Task to complete — Out of the lines below, please list those that hold the string "morts".

Data provided —
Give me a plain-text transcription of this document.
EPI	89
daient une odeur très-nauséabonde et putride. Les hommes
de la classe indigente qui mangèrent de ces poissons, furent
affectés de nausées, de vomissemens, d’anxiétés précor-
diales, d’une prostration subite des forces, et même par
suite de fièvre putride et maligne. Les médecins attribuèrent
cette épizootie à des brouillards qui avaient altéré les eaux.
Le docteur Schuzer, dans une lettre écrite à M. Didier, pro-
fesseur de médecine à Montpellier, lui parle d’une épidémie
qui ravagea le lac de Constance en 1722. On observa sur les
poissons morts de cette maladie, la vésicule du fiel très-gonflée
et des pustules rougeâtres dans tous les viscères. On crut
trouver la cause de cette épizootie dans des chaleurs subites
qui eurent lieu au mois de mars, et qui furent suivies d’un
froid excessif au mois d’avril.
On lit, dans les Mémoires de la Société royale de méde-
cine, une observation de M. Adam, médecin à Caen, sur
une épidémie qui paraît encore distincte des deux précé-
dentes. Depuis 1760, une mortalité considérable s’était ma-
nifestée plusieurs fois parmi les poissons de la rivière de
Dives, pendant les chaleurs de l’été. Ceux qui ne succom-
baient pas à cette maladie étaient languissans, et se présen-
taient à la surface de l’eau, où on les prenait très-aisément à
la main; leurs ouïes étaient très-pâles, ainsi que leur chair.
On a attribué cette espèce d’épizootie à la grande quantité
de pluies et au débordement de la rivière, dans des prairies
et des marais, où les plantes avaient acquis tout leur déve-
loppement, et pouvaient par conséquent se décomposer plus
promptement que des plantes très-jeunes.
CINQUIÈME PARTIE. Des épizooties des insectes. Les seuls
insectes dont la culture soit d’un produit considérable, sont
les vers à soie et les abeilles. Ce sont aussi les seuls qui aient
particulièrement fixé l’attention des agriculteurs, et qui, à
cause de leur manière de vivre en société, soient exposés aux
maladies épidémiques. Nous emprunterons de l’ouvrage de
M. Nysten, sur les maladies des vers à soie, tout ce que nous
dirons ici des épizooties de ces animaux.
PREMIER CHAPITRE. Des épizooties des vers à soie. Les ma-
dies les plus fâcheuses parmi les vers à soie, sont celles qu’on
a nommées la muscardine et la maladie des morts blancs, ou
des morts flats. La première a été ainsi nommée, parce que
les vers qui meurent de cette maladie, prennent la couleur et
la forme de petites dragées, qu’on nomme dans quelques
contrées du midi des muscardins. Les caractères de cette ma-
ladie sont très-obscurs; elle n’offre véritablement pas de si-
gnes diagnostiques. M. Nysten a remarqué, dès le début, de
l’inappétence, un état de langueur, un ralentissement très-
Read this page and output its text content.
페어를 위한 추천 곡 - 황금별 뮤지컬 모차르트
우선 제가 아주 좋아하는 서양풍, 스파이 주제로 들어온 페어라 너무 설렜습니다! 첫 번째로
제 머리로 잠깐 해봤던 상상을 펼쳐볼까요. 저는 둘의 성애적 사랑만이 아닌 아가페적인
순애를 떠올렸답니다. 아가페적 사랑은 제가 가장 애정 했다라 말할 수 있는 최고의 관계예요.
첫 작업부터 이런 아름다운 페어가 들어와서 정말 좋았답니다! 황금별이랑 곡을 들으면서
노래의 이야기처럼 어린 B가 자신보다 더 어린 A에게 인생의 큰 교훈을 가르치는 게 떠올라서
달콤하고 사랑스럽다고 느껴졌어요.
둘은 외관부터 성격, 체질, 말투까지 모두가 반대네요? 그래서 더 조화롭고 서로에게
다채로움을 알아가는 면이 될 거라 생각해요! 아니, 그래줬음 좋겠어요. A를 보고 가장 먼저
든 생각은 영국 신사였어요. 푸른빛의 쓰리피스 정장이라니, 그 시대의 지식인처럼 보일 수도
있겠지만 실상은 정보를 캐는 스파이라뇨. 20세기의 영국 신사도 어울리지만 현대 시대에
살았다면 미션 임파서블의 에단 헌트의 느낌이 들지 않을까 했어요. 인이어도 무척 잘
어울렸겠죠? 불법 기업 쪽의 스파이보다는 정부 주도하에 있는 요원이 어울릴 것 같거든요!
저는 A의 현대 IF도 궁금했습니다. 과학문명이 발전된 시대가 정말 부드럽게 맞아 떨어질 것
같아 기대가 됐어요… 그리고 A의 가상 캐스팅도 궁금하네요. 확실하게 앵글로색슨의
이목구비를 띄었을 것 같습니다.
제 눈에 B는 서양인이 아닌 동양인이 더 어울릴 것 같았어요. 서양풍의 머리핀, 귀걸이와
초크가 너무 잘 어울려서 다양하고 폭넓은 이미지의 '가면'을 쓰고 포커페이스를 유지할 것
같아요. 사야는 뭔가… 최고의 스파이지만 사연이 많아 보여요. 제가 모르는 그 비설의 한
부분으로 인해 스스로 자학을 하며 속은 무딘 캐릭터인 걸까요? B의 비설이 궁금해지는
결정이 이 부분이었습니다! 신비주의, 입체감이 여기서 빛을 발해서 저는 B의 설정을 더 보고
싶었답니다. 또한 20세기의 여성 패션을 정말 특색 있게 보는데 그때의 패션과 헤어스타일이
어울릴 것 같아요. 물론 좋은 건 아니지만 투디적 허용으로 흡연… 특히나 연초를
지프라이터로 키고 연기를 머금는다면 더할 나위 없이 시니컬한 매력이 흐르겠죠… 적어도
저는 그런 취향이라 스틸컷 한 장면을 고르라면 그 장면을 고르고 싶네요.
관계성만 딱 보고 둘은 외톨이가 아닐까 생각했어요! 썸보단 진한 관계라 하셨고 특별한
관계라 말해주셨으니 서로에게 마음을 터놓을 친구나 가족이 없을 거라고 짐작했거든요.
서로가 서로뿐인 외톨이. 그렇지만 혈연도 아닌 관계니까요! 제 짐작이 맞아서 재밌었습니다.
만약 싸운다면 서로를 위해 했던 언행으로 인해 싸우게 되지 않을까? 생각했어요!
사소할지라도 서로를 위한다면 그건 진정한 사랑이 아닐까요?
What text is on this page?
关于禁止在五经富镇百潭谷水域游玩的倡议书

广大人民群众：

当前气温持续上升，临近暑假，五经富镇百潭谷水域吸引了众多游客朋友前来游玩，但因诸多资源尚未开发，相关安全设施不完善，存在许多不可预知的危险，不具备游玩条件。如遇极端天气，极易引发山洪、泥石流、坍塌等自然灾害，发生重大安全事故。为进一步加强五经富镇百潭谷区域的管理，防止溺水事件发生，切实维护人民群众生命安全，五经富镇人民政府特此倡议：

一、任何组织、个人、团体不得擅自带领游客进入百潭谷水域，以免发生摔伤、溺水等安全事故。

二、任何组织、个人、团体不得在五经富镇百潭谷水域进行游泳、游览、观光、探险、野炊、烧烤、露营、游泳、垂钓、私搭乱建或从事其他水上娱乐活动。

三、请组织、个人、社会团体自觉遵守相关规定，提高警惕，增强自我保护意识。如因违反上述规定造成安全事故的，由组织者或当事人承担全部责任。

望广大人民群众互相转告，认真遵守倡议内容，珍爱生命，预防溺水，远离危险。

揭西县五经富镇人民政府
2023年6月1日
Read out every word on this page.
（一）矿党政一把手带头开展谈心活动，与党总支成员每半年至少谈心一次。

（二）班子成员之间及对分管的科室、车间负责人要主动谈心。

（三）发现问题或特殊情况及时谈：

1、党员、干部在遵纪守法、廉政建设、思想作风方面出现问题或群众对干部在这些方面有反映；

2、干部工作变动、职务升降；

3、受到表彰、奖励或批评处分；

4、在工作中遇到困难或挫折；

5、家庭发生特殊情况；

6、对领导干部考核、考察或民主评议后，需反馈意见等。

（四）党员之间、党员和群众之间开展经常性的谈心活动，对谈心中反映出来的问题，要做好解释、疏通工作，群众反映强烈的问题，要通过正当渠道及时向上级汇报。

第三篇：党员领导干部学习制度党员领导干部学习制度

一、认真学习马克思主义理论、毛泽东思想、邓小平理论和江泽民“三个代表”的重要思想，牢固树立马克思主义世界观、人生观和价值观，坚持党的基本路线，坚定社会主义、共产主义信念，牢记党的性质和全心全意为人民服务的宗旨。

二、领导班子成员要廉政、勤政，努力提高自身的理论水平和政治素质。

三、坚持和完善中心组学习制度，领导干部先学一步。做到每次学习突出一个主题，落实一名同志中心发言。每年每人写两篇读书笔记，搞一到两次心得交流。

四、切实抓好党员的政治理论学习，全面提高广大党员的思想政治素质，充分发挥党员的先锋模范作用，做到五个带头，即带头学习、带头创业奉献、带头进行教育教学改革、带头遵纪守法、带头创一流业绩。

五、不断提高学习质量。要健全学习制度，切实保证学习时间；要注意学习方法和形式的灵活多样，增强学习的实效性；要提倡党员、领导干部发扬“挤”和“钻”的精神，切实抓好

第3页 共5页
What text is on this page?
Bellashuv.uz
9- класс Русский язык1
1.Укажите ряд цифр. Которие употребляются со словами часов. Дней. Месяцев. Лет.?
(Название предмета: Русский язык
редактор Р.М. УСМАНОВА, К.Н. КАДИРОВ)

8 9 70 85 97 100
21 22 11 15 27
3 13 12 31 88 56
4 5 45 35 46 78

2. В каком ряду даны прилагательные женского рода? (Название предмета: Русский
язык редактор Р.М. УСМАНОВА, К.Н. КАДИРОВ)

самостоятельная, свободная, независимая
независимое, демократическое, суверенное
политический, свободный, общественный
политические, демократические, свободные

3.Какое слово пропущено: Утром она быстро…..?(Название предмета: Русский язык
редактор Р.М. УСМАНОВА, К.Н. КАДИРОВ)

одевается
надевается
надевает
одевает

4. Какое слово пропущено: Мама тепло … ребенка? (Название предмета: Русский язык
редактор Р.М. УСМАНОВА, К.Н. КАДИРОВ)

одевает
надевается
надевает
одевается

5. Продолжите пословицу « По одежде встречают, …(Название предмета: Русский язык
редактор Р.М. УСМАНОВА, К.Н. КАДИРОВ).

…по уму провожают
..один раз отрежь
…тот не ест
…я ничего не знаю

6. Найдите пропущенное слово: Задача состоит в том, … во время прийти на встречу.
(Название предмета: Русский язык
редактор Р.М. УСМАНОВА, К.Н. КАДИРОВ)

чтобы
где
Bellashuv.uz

Solution —
poissons morts de cette maladie, la vésicule du fiel très-gonflée
a nommées la muscardine et la maladie des morts blancs, ou
des morts flats. La première a été ainsi nommée, parce que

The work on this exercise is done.